The task: Select the lines that contain "RKNN" and copy each of them.

Data to process:

============

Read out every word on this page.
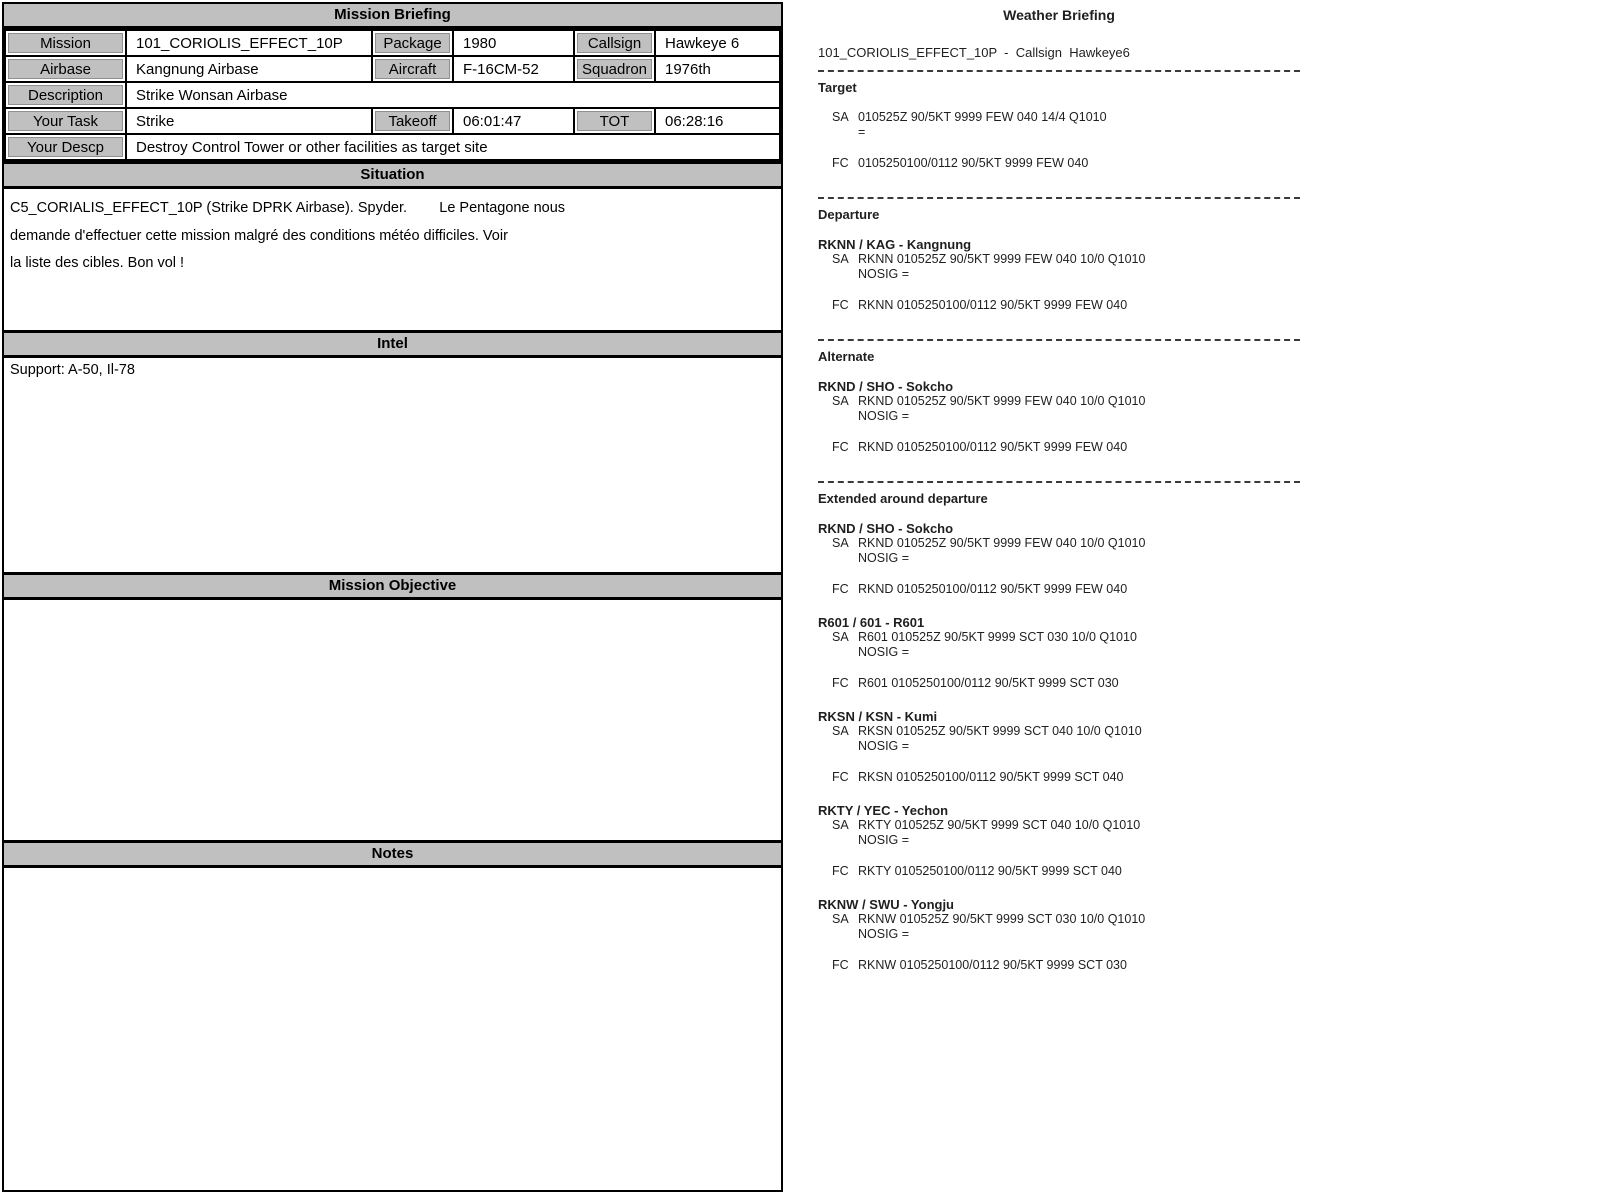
Mission Briefing
Mission	101_CORIOLIS_EFFECT_10P	Package	1980	Callsign	Hawkeye 6
Airbase	Kangnung Airbase	Aircraft	F-16CM-52	Squadron	1976th
Description	Strike Wonsan Airbase				
Your Task	Strike	Takeoff	06:01:47	TOT	06:28:16
Your Descp	Destroy Control Tower or other facilities as target site				
Situation
C5_CORIALIS_EFFECT_10P (Strike DPRK Airbase). Spyder.        Le Pentagone nous
demande d'effectuer cette mission malgré des conditions météo difficiles. Voir
la liste des cibles. Bon vol !
Intel
Support: A-50, Il-78
Mission Objective
Notes
Weather Briefing
101_CORIOLIS_EFFECT_10P  -  Callsign  Hawkeye6
Target
SA 010525Z 90/5KT 9999 FEW 040 14/4 Q1010
=
FC 0105250100/0112 90/5KT 9999 FEW 040
Departure
RKNN / KAG - Kangnung
SA RKNN 010525Z 90/5KT 9999 FEW 040 10/0 Q1010
NOSIG =
FC RKNN 0105250100/0112 90/5KT 9999 FEW 040
Alternate
RKND / SHO - Sokcho
SA RKND 010525Z 90/5KT 9999 FEW 040 10/0 Q1010
NOSIG =
FC RKND 0105250100/0112 90/5KT 9999 FEW 040
Extended around departure
RKND / SHO - Sokcho
SA RKND 010525Z 90/5KT 9999 FEW 040 10/0 Q1010
NOSIG =
FC RKND 0105250100/0112 90/5KT 9999 FEW 040
R601 / 601 - R601
SA R601 010525Z 90/5KT 9999 SCT 030 10/0 Q1010
NOSIG =
FC R601 0105250100/0112 90/5KT 9999 SCT 030
RKSN / KSN - Kumi
SA RKSN 010525Z 90/5KT 9999 SCT 040 10/0 Q1010
NOSIG =
FC RKSN 0105250100/0112 90/5KT 9999 SCT 040
RKTY / YEC - Yechon
SA RKTY 010525Z 90/5KT 9999 SCT 040 10/0 Q1010
NOSIG =
FC RKTY 0105250100/0112 90/5KT 9999 SCT 040
RKNW / SWU - Yongju
SA RKNW 010525Z 90/5KT 9999 SCT 030 10/0 Q1010
NOSIG =
FC RKNW 0105250100/0112 90/5KT 9999 SCT 030
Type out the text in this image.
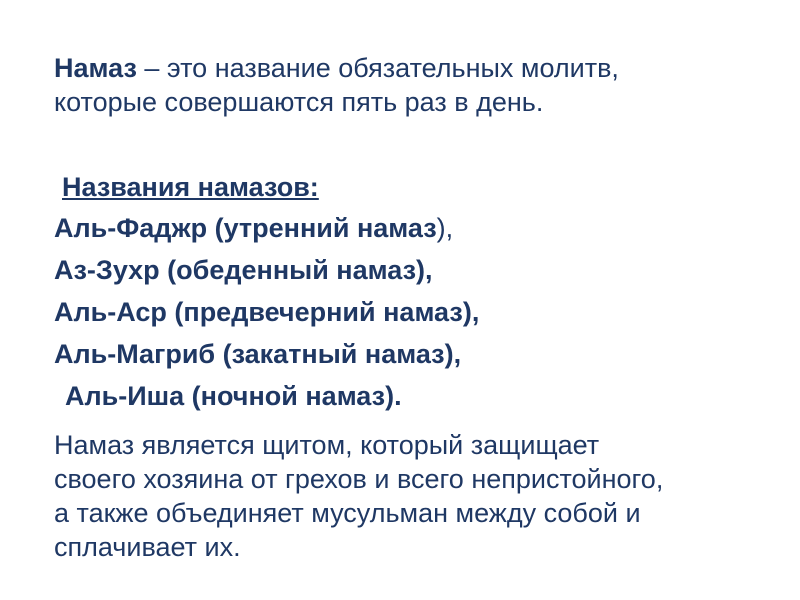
Намаз – это название обязательных молитв,
которые совершаются пять раз в день.

Названия намазов:

Аль-Фаджр (утренний намаз),
Аз-Зухр (обеденный намаз),
Аль-Аср (предвечерний намаз),
Аль-Магриб (закатный намаз),
Аль-Иша (ночной намаз).

Намаз является щитом, который защищает
своего хозяина от грехов и всего непристойного,
а также объединяет мусульман между собой и
сплачивает их.
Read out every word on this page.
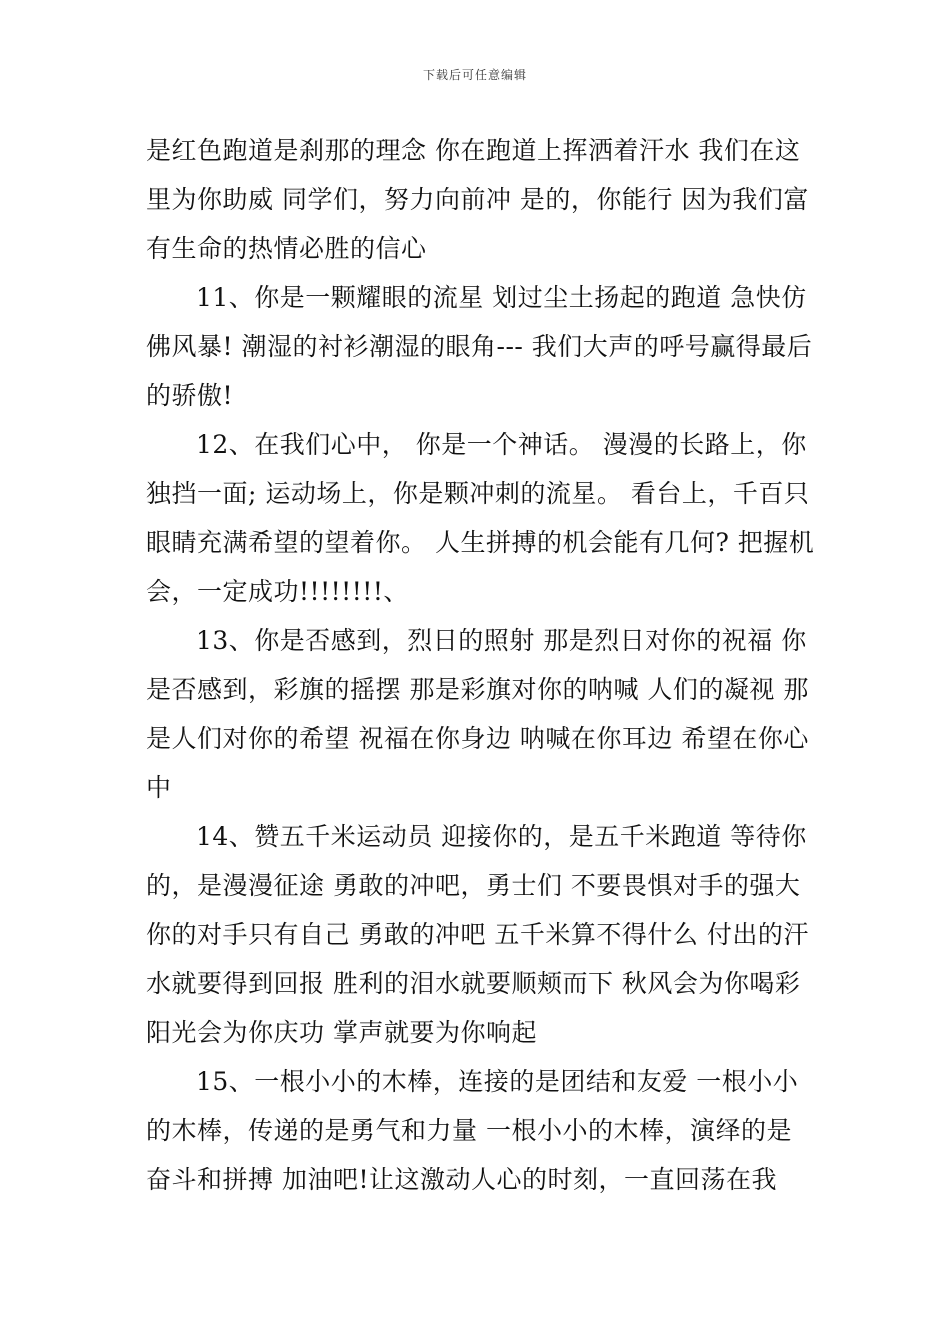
下载后可任意编辑

是红色跑道是刹那的理念 你在跑道上挥洒着汗水 我们在这里为你助威 同学们，努力向前冲 是的，你能行 因为我们富有生命的热情必胜的信心

11、你是一颗耀眼的流星 划过尘土扬起的跑道 急快仿佛风暴! 潮湿的衬衫潮湿的眼角--- 我们大声的呼号赢得最后的骄傲!

12、在我们心中， 你是一个神话。 漫漫的长路上，你独挡一面; 运动场上，你是颗冲刺的流星。 看台上，千百只眼睛充满希望的望着你。 人生拼搏的机会能有几何? 把握机会，一定成功!!!!!!!!、

13、你是否感到，烈日的照射 那是烈日对你的祝福 你是否感到，彩旗的摇摆 那是彩旗对你的呐喊 人们的凝视 那是人们对你的希望 祝福在你身边 呐喊在你耳边 希望在你心中

14、赞五千米运动员 迎接你的，是五千米跑道 等待你的，是漫漫征途 勇敢的冲吧，勇士们 不要畏惧对手的强大 你的对手只有自己 勇敢的冲吧 五千米算不得什么 付出的汗水就要得到回报 胜利的泪水就要顺颊而下 秋风会为你喝彩 阳光会为你庆功 掌声就要为你响起

15、一根小小的木棒，连接的是团结和友爱 一根小小的木棒，传递的是勇气和力量 一根小小的木棒，演绎的是奋斗和拼搏 加油吧!让这激动人心的时刻，一直回荡在我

============

Answer to this problem:
RKNN / KAG - Kangnung
SA RKNN 010525Z 90/5KT 9999 FEW 040 10/0 Q1010
FC RKNN 0105250100/0112 90/5KT 9999 FEW 040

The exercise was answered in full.